Information shown ->
-------

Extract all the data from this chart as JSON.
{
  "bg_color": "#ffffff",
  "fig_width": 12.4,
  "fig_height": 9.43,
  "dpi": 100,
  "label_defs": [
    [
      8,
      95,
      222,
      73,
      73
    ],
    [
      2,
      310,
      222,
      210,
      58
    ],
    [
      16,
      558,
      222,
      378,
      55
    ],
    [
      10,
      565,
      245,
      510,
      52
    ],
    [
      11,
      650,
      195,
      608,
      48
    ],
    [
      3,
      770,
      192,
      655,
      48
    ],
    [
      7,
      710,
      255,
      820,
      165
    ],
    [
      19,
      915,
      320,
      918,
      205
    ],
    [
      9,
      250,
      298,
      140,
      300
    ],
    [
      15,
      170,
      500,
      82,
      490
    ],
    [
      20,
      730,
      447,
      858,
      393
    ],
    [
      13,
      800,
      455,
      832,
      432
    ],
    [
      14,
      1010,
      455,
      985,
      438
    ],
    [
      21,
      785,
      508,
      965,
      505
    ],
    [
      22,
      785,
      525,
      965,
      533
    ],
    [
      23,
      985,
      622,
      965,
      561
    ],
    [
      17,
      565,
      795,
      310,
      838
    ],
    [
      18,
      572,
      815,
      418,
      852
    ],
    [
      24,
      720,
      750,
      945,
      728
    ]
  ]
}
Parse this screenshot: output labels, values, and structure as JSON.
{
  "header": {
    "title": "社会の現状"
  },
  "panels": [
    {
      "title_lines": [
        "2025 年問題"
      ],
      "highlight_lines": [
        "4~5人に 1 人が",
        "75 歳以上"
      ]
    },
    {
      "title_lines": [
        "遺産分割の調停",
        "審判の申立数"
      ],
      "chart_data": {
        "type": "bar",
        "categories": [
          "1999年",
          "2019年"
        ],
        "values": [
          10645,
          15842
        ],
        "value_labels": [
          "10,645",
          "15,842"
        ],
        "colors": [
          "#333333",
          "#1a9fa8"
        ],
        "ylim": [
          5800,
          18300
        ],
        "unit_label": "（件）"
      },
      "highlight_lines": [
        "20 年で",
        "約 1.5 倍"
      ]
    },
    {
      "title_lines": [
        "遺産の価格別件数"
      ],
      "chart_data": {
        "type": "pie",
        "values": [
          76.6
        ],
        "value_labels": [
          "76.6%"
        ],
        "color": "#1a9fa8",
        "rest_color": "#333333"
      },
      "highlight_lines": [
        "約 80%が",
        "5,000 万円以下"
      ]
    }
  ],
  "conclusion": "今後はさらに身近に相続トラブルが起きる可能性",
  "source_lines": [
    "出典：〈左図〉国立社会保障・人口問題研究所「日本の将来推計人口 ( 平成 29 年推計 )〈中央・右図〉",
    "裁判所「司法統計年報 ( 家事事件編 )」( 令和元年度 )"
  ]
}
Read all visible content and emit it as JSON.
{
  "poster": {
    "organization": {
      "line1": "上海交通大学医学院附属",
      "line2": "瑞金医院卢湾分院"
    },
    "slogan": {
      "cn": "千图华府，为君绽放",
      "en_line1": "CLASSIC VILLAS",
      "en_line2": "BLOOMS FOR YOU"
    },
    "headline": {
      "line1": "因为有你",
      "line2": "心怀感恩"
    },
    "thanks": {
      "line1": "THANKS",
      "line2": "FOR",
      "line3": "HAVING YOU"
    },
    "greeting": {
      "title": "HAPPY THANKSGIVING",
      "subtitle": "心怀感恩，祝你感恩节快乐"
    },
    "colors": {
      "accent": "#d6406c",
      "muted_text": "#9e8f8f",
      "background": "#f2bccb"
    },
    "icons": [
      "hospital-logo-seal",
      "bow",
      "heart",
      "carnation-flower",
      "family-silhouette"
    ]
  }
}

-------

Track down every line of the material containing the string "this", and copy it.

Task solution ->
Extract all the data from this chart as JSON.
Parse this screenshot: output labels, values, and structure as JSON.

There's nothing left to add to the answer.